>> BEGIN DATA SHOWN

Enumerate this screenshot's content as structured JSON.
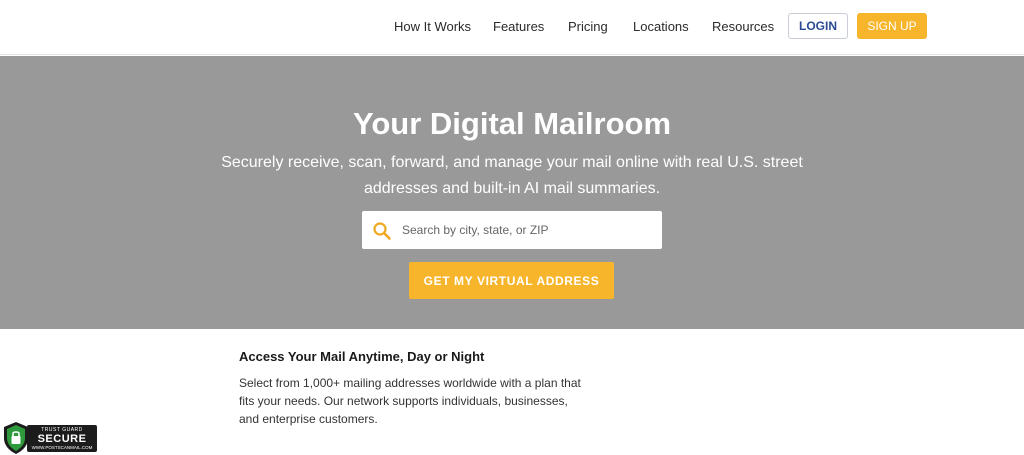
{
  "nav": {
    "links": [
      "How It Works",
      "Features",
      "Pricing",
      "Locations",
      "Resources"
    ],
    "login_label": "LOGIN",
    "signup_label": "SIGN UP"
  },
  "hero": {
    "title": "Your Digital Mailroom",
    "subtitle": "Securely receive, scan, forward, and manage your mail online with real U.S. street addresses and built-in AI mail summaries.",
    "search_placeholder": "Search by city, state, or ZIP",
    "search_value": "",
    "cta_label": "GET MY VIRTUAL ADDRESS"
  },
  "content": {
    "title": "Access Your Mail Anytime, Day or Night",
    "body": "Select from 1,000+ mailing addresses worldwide with a plan that fits your needs. Our network supports individuals, businesses, and enterprise customers."
  },
  "trust_badge": {
    "top": "TRUST GUARD",
    "main": "SECURE",
    "site": "WWW.POSTSCANMAIL.COM"
  },
  "colors": {
    "accent": "#f7b52c",
    "hero_bg": "#999999",
    "login_text": "#2a4a93"
  },
  "icons": {
    "search": "search-icon",
    "trust": "shield-lock-icon"
  }
}
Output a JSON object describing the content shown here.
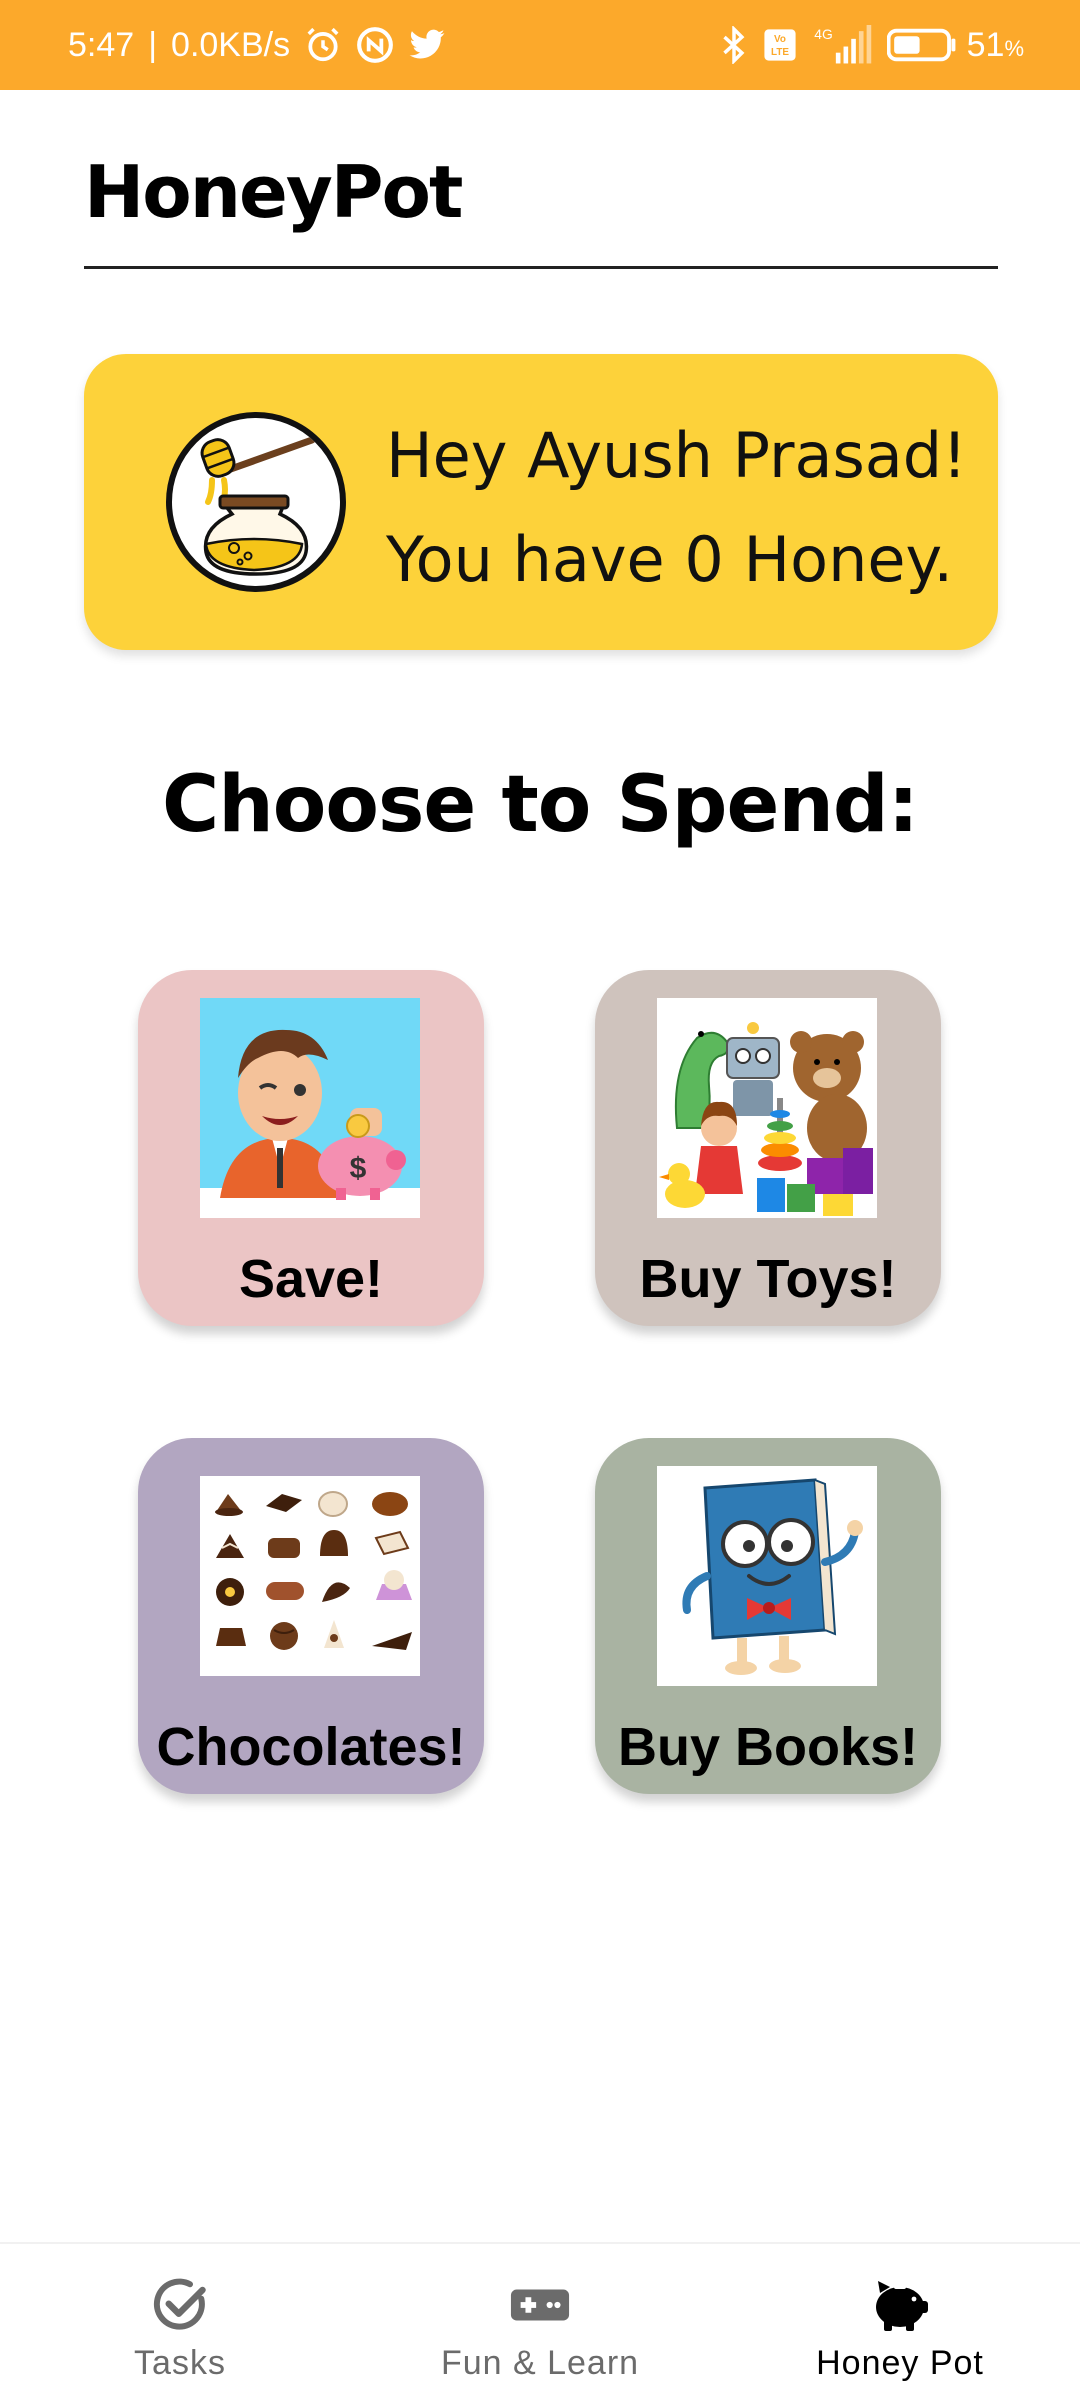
{
  "status_bar": {
    "time": "5:47",
    "separator": "|",
    "network_speed": "0.0KB/s",
    "battery_percent": "51",
    "battery_unit": "%",
    "network_type": "4G",
    "left_icons": [
      "alarm-icon",
      "app-notification-icon",
      "twitter-icon"
    ],
    "right_icons": [
      "bluetooth-icon",
      "volte-icon",
      "signal-icon",
      "battery-icon"
    ],
    "color": "#FCA92B"
  },
  "header": {
    "title": "HoneyPot"
  },
  "greeting": {
    "line1": "Hey Ayush Prasad!",
    "line2": "You have 0 Honey.",
    "icon": "honey-pot-icon",
    "color": "#FDD23A"
  },
  "section": {
    "title": "Choose to Spend:"
  },
  "options": [
    {
      "label": "Save!",
      "image": "boy-saving-piggy-bank",
      "color": "#EBC5C5"
    },
    {
      "label": "Buy Toys!",
      "image": "toy-pile",
      "color": "#CFC3BD"
    },
    {
      "label": "Chocolates!",
      "image": "assorted-chocolates",
      "color": "#B2A6C1"
    },
    {
      "label": "Buy Books!",
      "image": "cartoon-book-character",
      "color": "#A9B3A2"
    }
  ],
  "bottom_nav": {
    "items": [
      {
        "label": "Tasks",
        "icon": "check-circle-icon",
        "active": false
      },
      {
        "label": "Fun & Learn",
        "icon": "gamepad-icon",
        "active": false
      },
      {
        "label": "Honey Pot",
        "icon": "piggy-bank-icon",
        "active": true
      }
    ]
  }
}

>> END DATA SHOWN

Reproduce the material word for word. Any pictures should be left out of the copy.

■ TASK RESULT:
Enumerate this screenshot's content as structured JSON.
{
  "nav": {
    "links": [
      "How It Works",
      "Features",
      "Pricing",
      "Locations",
      "Resources"
    ],
    "login_label": "LOGIN",
    "signup_label": "SIGN UP"
  },
  "hero": {
    "title": "Your Digital Mailroom",
    "subtitle": "Securely receive, scan, forward, and manage your mail online with real U.S. street addresses and built-in AI mail summaries.",
    "search_placeholder": "Search by city, state, or ZIP",
    "search_value": "",
    "cta_label": "GET MY VIRTUAL ADDRESS"
  },
  "content": {
    "title": "Access Your Mail Anytime, Day or Night",
    "body": "Select from 1,000+ mailing addresses worldwide with a plan that fits your needs. Our network supports individuals, businesses, and enterprise customers."
  },
  "trust_badge": {
    "top": "TRUST GUARD",
    "main": "SECURE",
    "site": "WWW.POSTSCANMAIL.COM"
  },
  "colors": {
    "accent": "#f7b52c",
    "hero_bg": "#999999",
    "login_text": "#2a4a93"
  },
  "icons": {
    "search": "search-icon",
    "trust": "shield-lock-icon"
  }
}
Output a JSON object describing the content shown here.
{
  "status_bar": {
    "time": "5:47",
    "separator": "|",
    "network_speed": "0.0KB/s",
    "battery_percent": "51",
    "battery_unit": "%",
    "network_type": "4G",
    "left_icons": [
      "alarm-icon",
      "app-notification-icon",
      "twitter-icon"
    ],
    "right_icons": [
      "bluetooth-icon",
      "volte-icon",
      "signal-icon",
      "battery-icon"
    ],
    "color": "#FCA92B"
  },
  "header": {
    "title": "HoneyPot"
  },
  "greeting": {
    "line1": "Hey Ayush Prasad!",
    "line2": "You have 0 Honey.",
    "icon": "honey-pot-icon",
    "color": "#FDD23A"
  },
  "section": {
    "title": "Choose to Spend:"
  },
  "options": [
    {
      "label": "Save!",
      "image": "boy-saving-piggy-bank",
      "color": "#EBC5C5"
    },
    {
      "label": "Buy Toys!",
      "image": "toy-pile",
      "color": "#CFC3BD"
    },
    {
      "label": "Chocolates!",
      "image": "assorted-chocolates",
      "color": "#B2A6C1"
    },
    {
      "label": "Buy Books!",
      "image": "cartoon-book-character",
      "color": "#A9B3A2"
    }
  ],
  "bottom_nav": {
    "items": [
      {
        "label": "Tasks",
        "icon": "check-circle-icon",
        "active": false
      },
      {
        "label": "Fun & Learn",
        "icon": "gamepad-icon",
        "active": false
      },
      {
        "label": "Honey Pot",
        "icon": "piggy-bank-icon",
        "active": true
      }
    ]
  }
}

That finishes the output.